═══ TASK MATERIAL

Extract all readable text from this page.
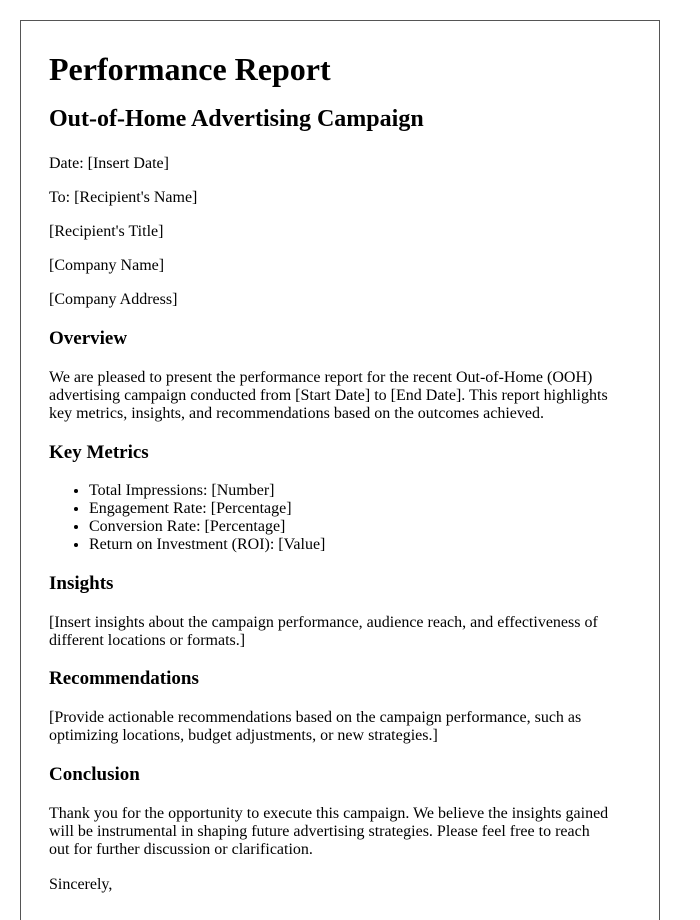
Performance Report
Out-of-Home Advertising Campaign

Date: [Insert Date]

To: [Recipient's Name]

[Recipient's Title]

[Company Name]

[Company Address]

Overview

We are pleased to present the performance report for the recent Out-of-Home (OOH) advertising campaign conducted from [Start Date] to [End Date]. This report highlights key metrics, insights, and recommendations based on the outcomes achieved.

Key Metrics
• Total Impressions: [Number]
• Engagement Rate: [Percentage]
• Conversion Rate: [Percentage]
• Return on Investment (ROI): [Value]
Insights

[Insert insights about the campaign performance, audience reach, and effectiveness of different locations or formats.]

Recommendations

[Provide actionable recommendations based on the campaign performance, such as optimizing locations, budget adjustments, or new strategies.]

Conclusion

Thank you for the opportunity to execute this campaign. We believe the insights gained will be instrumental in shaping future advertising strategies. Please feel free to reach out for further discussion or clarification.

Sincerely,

══════

• [TASK DESCRIPTION]: Pictures are to be left out; repeat all the remaining data exactly.

• [RESULT BELOW]:
Extract all readable text from this page.
Performance Report
Out-of-Home Advertising Campaign

Date: [Insert Date]

To: [Recipient's Name]

[Recipient's Title]

[Company Name]

[Company Address]

Overview

We are pleased to present the performance report for the recent Out-of-Home (OOH) advertising campaign conducted from [Start Date] to [End Date]. This report highlights key metrics, insights, and recommendations based on the outcomes achieved.

Key Metrics
• Total Impressions: [Number]
• Engagement Rate: [Percentage]
• Conversion Rate: [Percentage]
• Return on Investment (ROI): [Value]
Insights

[Insert insights about the campaign performance, audience reach, and effectiveness of different locations or formats.]

Recommendations

[Provide actionable recommendations based on the campaign performance, such as optimizing locations, budget adjustments, or new strategies.]

Conclusion

Thank you for the opportunity to execute this campaign. We believe the insights gained will be instrumental in shaping future advertising strategies. Please feel free to reach out for further discussion or clarification.

Sincerely,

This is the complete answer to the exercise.